Leaving out the pictures, retype all the material exactly.

#### STORED DATA

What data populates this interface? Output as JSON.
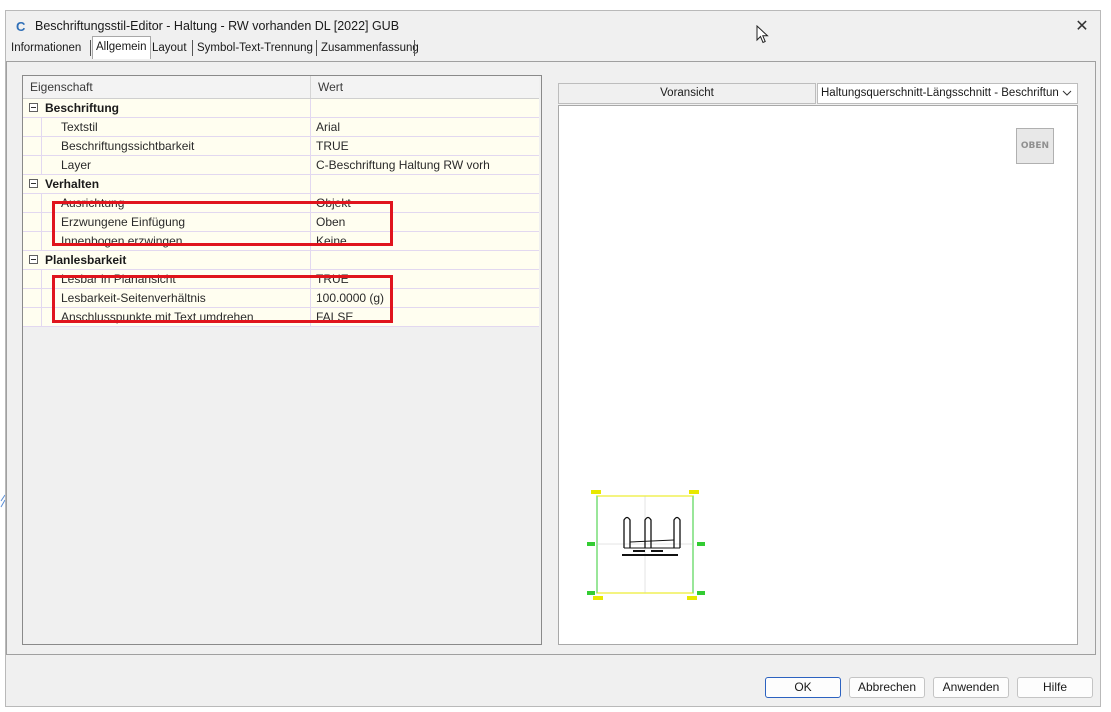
{
  "window": {
    "title": "Beschriftungsstil-Editor - Haltung - RW vorhanden DL [2022] GUB",
    "app_icon_glyph": "C",
    "close_glyph": "✕"
  },
  "tabs": [
    {
      "label": "Informationen"
    },
    {
      "label": "Allgemein",
      "active": true
    },
    {
      "label": "Layout"
    },
    {
      "label": "Symbol-Text-Trennung"
    },
    {
      "label": "Zusammenfassung"
    }
  ],
  "grid": {
    "header_property": "Eigenschaft",
    "header_value": "Wert",
    "categories": [
      {
        "label": "Beschriftung",
        "rows": [
          {
            "label": "Textstil",
            "value": "Arial"
          },
          {
            "label": "Beschriftungssichtbarkeit",
            "value": "TRUE"
          },
          {
            "label": "Layer",
            "value": "C-Beschriftung Haltung RW vorh"
          }
        ]
      },
      {
        "label": "Verhalten",
        "rows": [
          {
            "label": "Ausrichtung",
            "value": "Objekt"
          },
          {
            "label": "Erzwungene Einfügung",
            "value": "Oben"
          },
          {
            "label": "Innenbogen erzwingen",
            "value": "Keine"
          }
        ]
      },
      {
        "label": "Planlesbarkeit",
        "rows": [
          {
            "label": "Lesbar in Planansicht",
            "value": "TRUE"
          },
          {
            "label": "Lesbarkeit-Seitenverhältnis",
            "value": "100.0000 (g)"
          },
          {
            "label": "Anschlusspunkte mit Text umdrehen",
            "value": "FALSE"
          }
        ]
      }
    ]
  },
  "preview": {
    "view_label": "Voransicht",
    "selector_value": "Haltungsquerschnitt-Längsschnitt - Beschriftungsstil",
    "view_cube_label": "OBEN"
  },
  "buttons": {
    "ok": "OK",
    "cancel": "Abbrechen",
    "apply": "Anwenden",
    "help": "Hilfe"
  },
  "colors": {
    "highlight": "#e0141c",
    "grid_row_bg": "#fffef0",
    "preview_frame": "#33cc33",
    "preview_markers": "#e8e800"
  },
  "icons": {
    "collapse": "minus-box-icon",
    "dropdown": "chevron-down-icon",
    "cursor": "mouse-pointer-icon"
  }
}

########

EXPECTED OUTPUT
What data populates this interface? Output as JSON.
{
  "window": {
    "title": "Beschriftungsstil-Editor - Haltung - RW vorhanden DL [2022] GUB",
    "app_icon_glyph": "C",
    "close_glyph": "✕"
  },
  "tabs": [
    {
      "label": "Informationen"
    },
    {
      "label": "Allgemein",
      "active": true
    },
    {
      "label": "Layout"
    },
    {
      "label": "Symbol-Text-Trennung"
    },
    {
      "label": "Zusammenfassung"
    }
  ],
  "grid": {
    "header_property": "Eigenschaft",
    "header_value": "Wert",
    "categories": [
      {
        "label": "Beschriftung",
        "rows": [
          {
            "label": "Textstil",
            "value": "Arial"
          },
          {
            "label": "Beschriftungssichtbarkeit",
            "value": "TRUE"
          },
          {
            "label": "Layer",
            "value": "C-Beschriftung Haltung RW vorh"
          }
        ]
      },
      {
        "label": "Verhalten",
        "rows": [
          {
            "label": "Ausrichtung",
            "value": "Objekt"
          },
          {
            "label": "Erzwungene Einfügung",
            "value": "Oben"
          },
          {
            "label": "Innenbogen erzwingen",
            "value": "Keine"
          }
        ]
      },
      {
        "label": "Planlesbarkeit",
        "rows": [
          {
            "label": "Lesbar in Planansicht",
            "value": "TRUE"
          },
          {
            "label": "Lesbarkeit-Seitenverhältnis",
            "value": "100.0000 (g)"
          },
          {
            "label": "Anschlusspunkte mit Text umdrehen",
            "value": "FALSE"
          }
        ]
      }
    ]
  },
  "preview": {
    "view_label": "Voransicht",
    "selector_value": "Haltungsquerschnitt-Längsschnitt - Beschriftungsstil",
    "view_cube_label": "OBEN"
  },
  "buttons": {
    "ok": "OK",
    "cancel": "Abbrechen",
    "apply": "Anwenden",
    "help": "Hilfe"
  },
  "colors": {
    "highlight": "#e0141c",
    "grid_row_bg": "#fffef0",
    "preview_frame": "#33cc33",
    "preview_markers": "#e8e800"
  },
  "icons": {
    "collapse": "minus-box-icon",
    "dropdown": "chevron-down-icon",
    "cursor": "mouse-pointer-icon"
  }
}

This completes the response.